--- START ---

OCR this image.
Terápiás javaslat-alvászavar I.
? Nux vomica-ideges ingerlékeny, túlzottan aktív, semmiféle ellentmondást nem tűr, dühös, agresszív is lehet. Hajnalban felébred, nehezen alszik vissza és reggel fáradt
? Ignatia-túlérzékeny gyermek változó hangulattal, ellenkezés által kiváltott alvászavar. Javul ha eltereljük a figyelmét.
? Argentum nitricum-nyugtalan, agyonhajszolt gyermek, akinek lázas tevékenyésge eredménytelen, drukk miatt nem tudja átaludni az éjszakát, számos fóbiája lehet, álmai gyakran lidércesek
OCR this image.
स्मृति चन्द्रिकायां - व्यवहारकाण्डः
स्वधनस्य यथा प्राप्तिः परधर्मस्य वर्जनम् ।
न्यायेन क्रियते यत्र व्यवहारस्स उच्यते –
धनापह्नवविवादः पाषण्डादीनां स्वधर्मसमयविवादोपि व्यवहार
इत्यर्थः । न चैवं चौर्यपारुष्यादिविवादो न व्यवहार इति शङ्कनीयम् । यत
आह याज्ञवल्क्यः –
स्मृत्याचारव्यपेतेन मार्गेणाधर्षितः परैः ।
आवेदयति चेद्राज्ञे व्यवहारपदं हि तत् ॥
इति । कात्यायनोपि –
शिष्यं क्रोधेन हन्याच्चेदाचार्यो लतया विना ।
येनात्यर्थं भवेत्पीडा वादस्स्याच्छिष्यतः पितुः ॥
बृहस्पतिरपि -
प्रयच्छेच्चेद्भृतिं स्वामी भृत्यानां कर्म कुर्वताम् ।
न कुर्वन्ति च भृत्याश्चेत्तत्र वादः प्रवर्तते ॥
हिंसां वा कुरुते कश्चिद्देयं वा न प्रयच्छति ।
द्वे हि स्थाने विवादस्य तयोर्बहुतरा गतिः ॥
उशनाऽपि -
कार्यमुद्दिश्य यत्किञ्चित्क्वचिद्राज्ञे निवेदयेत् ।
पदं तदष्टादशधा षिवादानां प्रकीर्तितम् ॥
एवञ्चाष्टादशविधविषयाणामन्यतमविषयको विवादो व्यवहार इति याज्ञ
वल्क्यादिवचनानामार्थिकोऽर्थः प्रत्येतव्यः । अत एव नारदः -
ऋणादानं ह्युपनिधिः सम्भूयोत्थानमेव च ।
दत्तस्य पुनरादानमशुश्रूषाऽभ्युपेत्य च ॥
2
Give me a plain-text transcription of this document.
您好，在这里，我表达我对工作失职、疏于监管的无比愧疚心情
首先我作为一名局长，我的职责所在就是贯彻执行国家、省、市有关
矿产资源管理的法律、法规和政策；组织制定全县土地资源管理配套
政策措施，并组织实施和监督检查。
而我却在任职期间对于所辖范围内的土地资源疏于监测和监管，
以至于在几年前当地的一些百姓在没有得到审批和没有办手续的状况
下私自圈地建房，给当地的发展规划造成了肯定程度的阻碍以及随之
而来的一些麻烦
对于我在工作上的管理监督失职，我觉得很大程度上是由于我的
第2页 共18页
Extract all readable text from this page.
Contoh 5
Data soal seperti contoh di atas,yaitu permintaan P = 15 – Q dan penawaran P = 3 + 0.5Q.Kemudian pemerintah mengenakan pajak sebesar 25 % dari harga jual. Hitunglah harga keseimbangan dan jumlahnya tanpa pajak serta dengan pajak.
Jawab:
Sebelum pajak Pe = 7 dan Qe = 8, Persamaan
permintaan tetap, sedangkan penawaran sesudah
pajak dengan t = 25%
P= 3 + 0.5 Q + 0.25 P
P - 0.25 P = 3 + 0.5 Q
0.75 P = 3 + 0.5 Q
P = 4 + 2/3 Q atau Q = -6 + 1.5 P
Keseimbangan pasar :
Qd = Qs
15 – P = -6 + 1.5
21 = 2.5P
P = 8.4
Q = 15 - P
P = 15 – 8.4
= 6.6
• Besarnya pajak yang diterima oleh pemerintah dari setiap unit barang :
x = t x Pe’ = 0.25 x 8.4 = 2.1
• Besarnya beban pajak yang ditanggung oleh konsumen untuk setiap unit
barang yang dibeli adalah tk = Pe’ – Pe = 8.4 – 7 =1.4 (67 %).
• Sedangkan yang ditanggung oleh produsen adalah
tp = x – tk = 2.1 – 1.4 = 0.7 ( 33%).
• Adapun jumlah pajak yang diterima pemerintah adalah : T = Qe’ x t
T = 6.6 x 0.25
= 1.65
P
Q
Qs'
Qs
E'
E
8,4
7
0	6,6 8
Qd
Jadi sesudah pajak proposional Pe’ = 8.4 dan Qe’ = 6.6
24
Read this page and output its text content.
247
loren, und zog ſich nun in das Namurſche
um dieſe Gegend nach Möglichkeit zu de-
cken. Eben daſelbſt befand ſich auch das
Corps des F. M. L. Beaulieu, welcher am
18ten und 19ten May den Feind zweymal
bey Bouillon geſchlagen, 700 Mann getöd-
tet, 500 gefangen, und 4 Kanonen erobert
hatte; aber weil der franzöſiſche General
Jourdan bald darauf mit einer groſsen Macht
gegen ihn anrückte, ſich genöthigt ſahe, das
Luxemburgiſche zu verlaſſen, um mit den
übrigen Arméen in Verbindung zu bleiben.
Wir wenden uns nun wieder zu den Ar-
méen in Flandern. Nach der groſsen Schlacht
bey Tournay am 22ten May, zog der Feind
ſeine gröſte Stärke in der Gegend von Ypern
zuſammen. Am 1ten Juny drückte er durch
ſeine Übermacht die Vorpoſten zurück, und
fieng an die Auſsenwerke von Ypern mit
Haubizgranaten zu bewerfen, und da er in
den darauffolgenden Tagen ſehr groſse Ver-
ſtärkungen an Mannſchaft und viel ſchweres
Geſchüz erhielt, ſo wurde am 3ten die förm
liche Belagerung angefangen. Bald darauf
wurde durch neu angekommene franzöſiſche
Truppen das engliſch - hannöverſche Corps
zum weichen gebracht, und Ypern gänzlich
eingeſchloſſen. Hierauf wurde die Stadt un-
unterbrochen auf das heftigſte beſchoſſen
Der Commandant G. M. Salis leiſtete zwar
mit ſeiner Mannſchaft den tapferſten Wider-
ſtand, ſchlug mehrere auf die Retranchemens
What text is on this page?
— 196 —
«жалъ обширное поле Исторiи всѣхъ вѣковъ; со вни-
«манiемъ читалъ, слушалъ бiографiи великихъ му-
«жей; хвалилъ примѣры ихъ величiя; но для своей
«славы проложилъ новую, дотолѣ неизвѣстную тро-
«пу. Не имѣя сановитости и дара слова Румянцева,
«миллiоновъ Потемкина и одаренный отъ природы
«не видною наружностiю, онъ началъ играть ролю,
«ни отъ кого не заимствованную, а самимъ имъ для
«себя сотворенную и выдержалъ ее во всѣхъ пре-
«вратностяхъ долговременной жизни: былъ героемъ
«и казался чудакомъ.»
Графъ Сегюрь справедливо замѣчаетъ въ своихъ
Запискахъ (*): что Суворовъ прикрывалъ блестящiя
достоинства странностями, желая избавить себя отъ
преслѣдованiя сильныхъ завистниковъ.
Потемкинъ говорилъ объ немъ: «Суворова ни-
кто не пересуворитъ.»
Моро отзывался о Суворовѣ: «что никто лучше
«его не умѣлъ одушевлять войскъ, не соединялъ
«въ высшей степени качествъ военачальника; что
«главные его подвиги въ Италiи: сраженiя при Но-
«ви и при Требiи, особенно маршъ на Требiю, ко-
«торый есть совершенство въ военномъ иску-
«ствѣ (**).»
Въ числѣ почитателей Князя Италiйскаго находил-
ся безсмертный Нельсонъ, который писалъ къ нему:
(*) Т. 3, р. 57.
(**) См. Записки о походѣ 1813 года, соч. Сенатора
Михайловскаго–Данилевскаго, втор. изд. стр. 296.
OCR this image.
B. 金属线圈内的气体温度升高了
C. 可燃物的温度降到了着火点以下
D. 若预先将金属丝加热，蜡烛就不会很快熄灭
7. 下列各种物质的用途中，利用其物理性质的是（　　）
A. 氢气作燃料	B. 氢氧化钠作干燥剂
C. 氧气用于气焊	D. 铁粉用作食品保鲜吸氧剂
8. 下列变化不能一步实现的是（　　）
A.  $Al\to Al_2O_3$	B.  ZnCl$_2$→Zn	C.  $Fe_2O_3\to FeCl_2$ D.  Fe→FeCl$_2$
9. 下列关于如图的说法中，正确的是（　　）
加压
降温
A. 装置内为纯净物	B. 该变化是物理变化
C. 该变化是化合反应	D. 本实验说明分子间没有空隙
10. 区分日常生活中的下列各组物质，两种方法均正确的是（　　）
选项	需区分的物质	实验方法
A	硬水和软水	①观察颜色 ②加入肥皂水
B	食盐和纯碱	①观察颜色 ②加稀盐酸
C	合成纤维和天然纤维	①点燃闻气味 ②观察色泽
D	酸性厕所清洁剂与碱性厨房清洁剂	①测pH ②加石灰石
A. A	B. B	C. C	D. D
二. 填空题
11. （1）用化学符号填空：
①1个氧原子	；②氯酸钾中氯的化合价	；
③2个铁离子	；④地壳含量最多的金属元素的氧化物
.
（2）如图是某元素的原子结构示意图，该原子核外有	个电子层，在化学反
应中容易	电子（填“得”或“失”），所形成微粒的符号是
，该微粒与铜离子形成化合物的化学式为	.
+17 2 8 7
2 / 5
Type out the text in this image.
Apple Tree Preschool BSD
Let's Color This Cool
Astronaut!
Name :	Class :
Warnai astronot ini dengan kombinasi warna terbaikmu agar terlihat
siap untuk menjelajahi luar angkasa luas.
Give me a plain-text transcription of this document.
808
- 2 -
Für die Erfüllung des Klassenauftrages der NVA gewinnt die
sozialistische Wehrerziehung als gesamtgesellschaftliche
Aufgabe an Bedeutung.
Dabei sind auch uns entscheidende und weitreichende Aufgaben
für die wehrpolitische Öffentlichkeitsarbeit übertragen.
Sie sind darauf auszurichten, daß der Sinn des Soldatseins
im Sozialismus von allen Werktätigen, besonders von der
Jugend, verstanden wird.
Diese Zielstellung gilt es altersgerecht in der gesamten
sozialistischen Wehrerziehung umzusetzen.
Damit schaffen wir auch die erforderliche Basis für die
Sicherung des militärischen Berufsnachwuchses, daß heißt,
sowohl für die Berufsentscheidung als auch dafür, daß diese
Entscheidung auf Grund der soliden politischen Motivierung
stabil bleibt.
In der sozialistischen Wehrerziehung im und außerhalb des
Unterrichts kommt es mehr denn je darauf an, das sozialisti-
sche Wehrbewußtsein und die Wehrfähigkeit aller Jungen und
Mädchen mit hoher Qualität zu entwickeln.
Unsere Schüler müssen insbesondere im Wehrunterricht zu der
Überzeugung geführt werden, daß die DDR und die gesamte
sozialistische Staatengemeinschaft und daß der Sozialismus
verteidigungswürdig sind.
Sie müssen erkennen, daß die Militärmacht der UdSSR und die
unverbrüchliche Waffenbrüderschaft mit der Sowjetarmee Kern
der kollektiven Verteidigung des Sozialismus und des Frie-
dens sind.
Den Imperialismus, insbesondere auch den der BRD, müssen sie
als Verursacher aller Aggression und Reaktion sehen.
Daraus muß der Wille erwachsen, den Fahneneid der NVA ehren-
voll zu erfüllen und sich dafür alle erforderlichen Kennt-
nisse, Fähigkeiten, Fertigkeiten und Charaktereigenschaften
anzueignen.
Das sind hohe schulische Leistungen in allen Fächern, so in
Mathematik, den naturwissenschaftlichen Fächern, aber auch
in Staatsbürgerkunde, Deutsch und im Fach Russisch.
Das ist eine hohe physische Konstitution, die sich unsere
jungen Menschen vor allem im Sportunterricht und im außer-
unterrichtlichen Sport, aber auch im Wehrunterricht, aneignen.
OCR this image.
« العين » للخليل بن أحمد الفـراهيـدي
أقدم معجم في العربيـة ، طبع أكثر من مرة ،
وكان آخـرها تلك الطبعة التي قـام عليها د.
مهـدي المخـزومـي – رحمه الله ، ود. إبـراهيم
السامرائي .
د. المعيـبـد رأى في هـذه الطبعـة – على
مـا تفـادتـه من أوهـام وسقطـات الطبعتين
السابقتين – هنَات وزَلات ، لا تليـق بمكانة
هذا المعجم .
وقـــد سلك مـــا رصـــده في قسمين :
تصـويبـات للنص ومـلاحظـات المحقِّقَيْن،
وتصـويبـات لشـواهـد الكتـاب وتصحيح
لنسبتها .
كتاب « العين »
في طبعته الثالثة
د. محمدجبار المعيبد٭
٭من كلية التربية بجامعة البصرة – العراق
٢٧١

--- END ---

Stated exercise
Pick every line with "penawaran" in it and copy it.

Exercise output
Data soal seperti contoh di atas,yaitu permintaan P = 15 – Q dan penawaran P = 3 + 0.5Q.Kemudian pemerintah mengenakan pajak sebesar 25 % dari harga jual. Hitunglah harga keseimbangan dan jumlahnya tanpa pajak serta dengan pajak.
permintaan tetap, sedangkan penawaran sesudah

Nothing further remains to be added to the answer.